[Required task] Transcribe the records below exactly.

---

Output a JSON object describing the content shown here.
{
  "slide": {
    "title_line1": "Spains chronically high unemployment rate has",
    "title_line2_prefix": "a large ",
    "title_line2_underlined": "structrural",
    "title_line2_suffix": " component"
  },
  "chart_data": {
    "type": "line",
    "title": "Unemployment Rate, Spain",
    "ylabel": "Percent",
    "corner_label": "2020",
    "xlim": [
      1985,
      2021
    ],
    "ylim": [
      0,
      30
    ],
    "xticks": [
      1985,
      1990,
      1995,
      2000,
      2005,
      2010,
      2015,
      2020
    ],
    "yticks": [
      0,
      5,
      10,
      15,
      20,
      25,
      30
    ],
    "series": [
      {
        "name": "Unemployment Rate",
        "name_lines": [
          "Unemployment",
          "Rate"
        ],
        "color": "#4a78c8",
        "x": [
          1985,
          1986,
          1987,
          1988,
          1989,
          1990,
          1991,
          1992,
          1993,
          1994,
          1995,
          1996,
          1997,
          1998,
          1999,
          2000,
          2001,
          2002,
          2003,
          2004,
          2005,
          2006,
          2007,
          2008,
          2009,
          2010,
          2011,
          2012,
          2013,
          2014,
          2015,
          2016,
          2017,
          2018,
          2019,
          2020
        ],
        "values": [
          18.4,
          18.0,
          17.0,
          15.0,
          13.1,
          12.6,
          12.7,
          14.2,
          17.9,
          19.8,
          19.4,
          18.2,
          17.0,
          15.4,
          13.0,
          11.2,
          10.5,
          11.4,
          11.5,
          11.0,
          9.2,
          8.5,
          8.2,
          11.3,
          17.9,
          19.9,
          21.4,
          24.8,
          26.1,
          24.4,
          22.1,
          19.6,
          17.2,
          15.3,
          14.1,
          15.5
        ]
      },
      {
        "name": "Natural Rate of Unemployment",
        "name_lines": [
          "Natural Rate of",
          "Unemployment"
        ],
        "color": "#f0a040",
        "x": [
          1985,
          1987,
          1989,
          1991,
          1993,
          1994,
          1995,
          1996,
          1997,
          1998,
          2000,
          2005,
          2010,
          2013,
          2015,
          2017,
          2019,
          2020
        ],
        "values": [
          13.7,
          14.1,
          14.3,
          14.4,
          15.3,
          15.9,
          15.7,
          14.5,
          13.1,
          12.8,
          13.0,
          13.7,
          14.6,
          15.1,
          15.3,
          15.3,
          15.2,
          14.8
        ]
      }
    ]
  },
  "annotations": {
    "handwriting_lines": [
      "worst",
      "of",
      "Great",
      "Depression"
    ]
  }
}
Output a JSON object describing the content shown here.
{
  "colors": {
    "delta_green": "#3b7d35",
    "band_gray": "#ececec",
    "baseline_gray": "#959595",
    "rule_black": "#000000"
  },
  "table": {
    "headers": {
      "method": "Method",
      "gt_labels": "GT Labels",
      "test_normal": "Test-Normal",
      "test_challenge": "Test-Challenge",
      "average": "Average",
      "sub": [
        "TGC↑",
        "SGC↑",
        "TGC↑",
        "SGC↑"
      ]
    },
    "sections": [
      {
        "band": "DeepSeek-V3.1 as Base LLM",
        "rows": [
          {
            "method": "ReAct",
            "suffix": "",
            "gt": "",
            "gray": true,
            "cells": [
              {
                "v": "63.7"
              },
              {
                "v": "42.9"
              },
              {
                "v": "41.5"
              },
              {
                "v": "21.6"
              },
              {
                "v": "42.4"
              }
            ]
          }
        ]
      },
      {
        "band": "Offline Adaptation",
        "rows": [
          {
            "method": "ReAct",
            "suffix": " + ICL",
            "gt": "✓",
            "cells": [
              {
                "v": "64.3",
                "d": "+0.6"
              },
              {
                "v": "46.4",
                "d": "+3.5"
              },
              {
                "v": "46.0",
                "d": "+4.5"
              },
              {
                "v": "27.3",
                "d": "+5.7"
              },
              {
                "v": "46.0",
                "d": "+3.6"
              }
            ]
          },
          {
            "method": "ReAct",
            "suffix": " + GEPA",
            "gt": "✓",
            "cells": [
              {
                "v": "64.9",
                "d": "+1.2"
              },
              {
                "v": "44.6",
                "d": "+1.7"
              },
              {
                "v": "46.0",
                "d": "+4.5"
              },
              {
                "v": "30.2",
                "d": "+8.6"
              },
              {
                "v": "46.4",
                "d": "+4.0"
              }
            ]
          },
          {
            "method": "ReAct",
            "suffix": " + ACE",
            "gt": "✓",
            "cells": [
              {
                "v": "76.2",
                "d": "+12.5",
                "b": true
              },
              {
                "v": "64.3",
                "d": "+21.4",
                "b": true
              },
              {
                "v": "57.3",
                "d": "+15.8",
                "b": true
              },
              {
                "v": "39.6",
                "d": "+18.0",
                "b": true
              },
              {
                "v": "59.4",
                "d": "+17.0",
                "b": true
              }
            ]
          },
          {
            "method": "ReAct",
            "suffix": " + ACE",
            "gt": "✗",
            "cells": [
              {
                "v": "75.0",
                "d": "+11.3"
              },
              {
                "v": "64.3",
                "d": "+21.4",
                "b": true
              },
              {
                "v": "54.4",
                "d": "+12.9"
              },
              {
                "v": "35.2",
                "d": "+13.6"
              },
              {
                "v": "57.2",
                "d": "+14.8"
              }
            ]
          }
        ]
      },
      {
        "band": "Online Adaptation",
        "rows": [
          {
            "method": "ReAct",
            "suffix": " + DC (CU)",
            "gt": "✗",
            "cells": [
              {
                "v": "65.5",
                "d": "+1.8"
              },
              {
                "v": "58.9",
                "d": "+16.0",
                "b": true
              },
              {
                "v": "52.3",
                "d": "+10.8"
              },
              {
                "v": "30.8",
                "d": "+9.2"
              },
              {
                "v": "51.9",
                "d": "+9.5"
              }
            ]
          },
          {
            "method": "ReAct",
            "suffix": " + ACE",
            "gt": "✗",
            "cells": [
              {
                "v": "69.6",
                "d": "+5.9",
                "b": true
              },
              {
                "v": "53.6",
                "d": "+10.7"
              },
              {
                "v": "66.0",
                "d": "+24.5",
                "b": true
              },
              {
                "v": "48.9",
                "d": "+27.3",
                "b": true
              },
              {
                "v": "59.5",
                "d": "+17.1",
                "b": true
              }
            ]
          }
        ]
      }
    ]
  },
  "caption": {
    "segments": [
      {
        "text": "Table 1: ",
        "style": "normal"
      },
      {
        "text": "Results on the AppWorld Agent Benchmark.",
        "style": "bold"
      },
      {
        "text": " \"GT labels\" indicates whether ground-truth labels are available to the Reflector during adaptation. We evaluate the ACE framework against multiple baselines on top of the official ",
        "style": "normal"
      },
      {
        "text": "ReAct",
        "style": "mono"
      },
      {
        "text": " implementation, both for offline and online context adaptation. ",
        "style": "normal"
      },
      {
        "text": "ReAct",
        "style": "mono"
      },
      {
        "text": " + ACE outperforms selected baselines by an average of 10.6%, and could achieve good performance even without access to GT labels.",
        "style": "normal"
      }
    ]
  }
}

---

[The completed task]
Output a JSON object describing the content shown here.
{
  "slide": {
    "title_line1": "Spains chronically high unemployment rate has",
    "title_line2_prefix": "a large ",
    "title_line2_underlined": "structrural",
    "title_line2_suffix": " component"
  },
  "chart_data": {
    "type": "line",
    "title": "Unemployment Rate, Spain",
    "ylabel": "Percent",
    "corner_label": "2020",
    "xlim": [
      1985,
      2021
    ],
    "ylim": [
      0,
      30
    ],
    "xticks": [
      1985,
      1990,
      1995,
      2000,
      2005,
      2010,
      2015,
      2020
    ],
    "yticks": [
      0,
      5,
      10,
      15,
      20,
      25,
      30
    ],
    "series": [
      {
        "name": "Unemployment Rate",
        "name_lines": [
          "Unemployment",
          "Rate"
        ],
        "color": "#4a78c8",
        "x": [
          1985,
          1986,
          1987,
          1988,
          1989,
          1990,
          1991,
          1992,
          1993,
          1994,
          1995,
          1996,
          1997,
          1998,
          1999,
          2000,
          2001,
          2002,
          2003,
          2004,
          2005,
          2006,
          2007,
          2008,
          2009,
          2010,
          2011,
          2012,
          2013,
          2014,
          2015,
          2016,
          2017,
          2018,
          2019,
          2020
        ],
        "values": [
          18.4,
          18.0,
          17.0,
          15.0,
          13.1,
          12.6,
          12.7,
          14.2,
          17.9,
          19.8,
          19.4,
          18.2,
          17.0,
          15.4,
          13.0,
          11.2,
          10.5,
          11.4,
          11.5,
          11.0,
          9.2,
          8.5,
          8.2,
          11.3,
          17.9,
          19.9,
          21.4,
          24.8,
          26.1,
          24.4,
          22.1,
          19.6,
          17.2,
          15.3,
          14.1,
          15.5
        ]
      },
      {
        "name": "Natural Rate of Unemployment",
        "name_lines": [
          "Natural Rate of",
          "Unemployment"
        ],
        "color": "#f0a040",
        "x": [
          1985,
          1987,
          1989,
          1991,
          1993,
          1994,
          1995,
          1996,
          1997,
          1998,
          2000,
          2005,
          2010,
          2013,
          2015,
          2017,
          2019,
          2020
        ],
        "values": [
          13.7,
          14.1,
          14.3,
          14.4,
          15.3,
          15.9,
          15.7,
          14.5,
          13.1,
          12.8,
          13.0,
          13.7,
          14.6,
          15.1,
          15.3,
          15.3,
          15.2,
          14.8
        ]
      }
    ]
  },
  "annotations": {
    "handwriting_lines": [
      "worst",
      "of",
      "Great",
      "Depression"
    ]
  }
}
Output a JSON object describing the content shown here.
{
  "colors": {
    "delta_green": "#3b7d35",
    "band_gray": "#ececec",
    "baseline_gray": "#959595",
    "rule_black": "#000000"
  },
  "table": {
    "headers": {
      "method": "Method",
      "gt_labels": "GT Labels",
      "test_normal": "Test-Normal",
      "test_challenge": "Test-Challenge",
      "average": "Average",
      "sub": [
        "TGC↑",
        "SGC↑",
        "TGC↑",
        "SGC↑"
      ]
    },
    "sections": [
      {
        "band": "DeepSeek-V3.1 as Base LLM",
        "rows": [
          {
            "method": "ReAct",
            "suffix": "",
            "gt": "",
            "gray": true,
            "cells": [
              {
                "v": "63.7"
              },
              {
                "v": "42.9"
              },
              {
                "v": "41.5"
              },
              {
                "v": "21.6"
              },
              {
                "v": "42.4"
              }
            ]
          }
        ]
      },
      {
        "band": "Offline Adaptation",
        "rows": [
          {
            "method": "ReAct",
            "suffix": " + ICL",
            "gt": "✓",
            "cells": [
              {
                "v": "64.3",
                "d": "+0.6"
              },
              {
                "v": "46.4",
                "d": "+3.5"
              },
              {
                "v": "46.0",
                "d": "+4.5"
              },
              {
                "v": "27.3",
                "d": "+5.7"
              },
              {
                "v": "46.0",
                "d": "+3.6"
              }
            ]
          },
          {
            "method": "ReAct",
            "suffix": " + GEPA",
            "gt": "✓",
            "cells": [
              {
                "v": "64.9",
                "d": "+1.2"
              },
              {
                "v": "44.6",
                "d": "+1.7"
              },
              {
                "v": "46.0",
                "d": "+4.5"
              },
              {
                "v": "30.2",
                "d": "+8.6"
              },
              {
                "v": "46.4",
                "d": "+4.0"
              }
            ]
          },
          {
            "method": "ReAct",
            "suffix": " + ACE",
            "gt": "✓",
            "cells": [
              {
                "v": "76.2",
                "d": "+12.5",
                "b": true
              },
              {
                "v": "64.3",
                "d": "+21.4",
                "b": true
              },
              {
                "v": "57.3",
                "d": "+15.8",
                "b": true
              },
              {
                "v": "39.6",
                "d": "+18.0",
                "b": true
              },
              {
                "v": "59.4",
                "d": "+17.0",
                "b": true
              }
            ]
          },
          {
            "method": "ReAct",
            "suffix": " + ACE",
            "gt": "✗",
            "cells": [
              {
                "v": "75.0",
                "d": "+11.3"
              },
              {
                "v": "64.3",
                "d": "+21.4",
                "b": true
              },
              {
                "v": "54.4",
                "d": "+12.9"
              },
              {
                "v": "35.2",
                "d": "+13.6"
              },
              {
                "v": "57.2",
                "d": "+14.8"
              }
            ]
          }
        ]
      },
      {
        "band": "Online Adaptation",
        "rows": [
          {
            "method": "ReAct",
            "suffix": " + DC (CU)",
            "gt": "✗",
            "cells": [
              {
                "v": "65.5",
                "d": "+1.8"
              },
              {
                "v": "58.9",
                "d": "+16.0",
                "b": true
              },
              {
                "v": "52.3",
                "d": "+10.8"
              },
              {
                "v": "30.8",
                "d": "+9.2"
              },
              {
                "v": "51.9",
                "d": "+9.5"
              }
            ]
          },
          {
            "method": "ReAct",
            "suffix": " + ACE",
            "gt": "✗",
            "cells": [
              {
                "v": "69.6",
                "d": "+5.9",
                "b": true
              },
              {
                "v": "53.6",
                "d": "+10.7"
              },
              {
                "v": "66.0",
                "d": "+24.5",
                "b": true
              },
              {
                "v": "48.9",
                "d": "+27.3",
                "b": true
              },
              {
                "v": "59.5",
                "d": "+17.1",
                "b": true
              }
            ]
          }
        ]
      }
    ]
  },
  "caption": {
    "segments": [
      {
        "text": "Table 1: ",
        "style": "normal"
      },
      {
        "text": "Results on the AppWorld Agent Benchmark.",
        "style": "bold"
      },
      {
        "text": " \"GT labels\" indicates whether ground-truth labels are available to the Reflector during adaptation. We evaluate the ACE framework against multiple baselines on top of the official ",
        "style": "normal"
      },
      {
        "text": "ReAct",
        "style": "mono"
      },
      {
        "text": " implementation, both for offline and online context adaptation. ",
        "style": "normal"
      },
      {
        "text": "ReAct",
        "style": "mono"
      },
      {
        "text": " + ACE outperforms selected baselines by an average of 10.6%, and could achieve good performance even without access to GT labels.",
        "style": "normal"
      }
    ]
  }
}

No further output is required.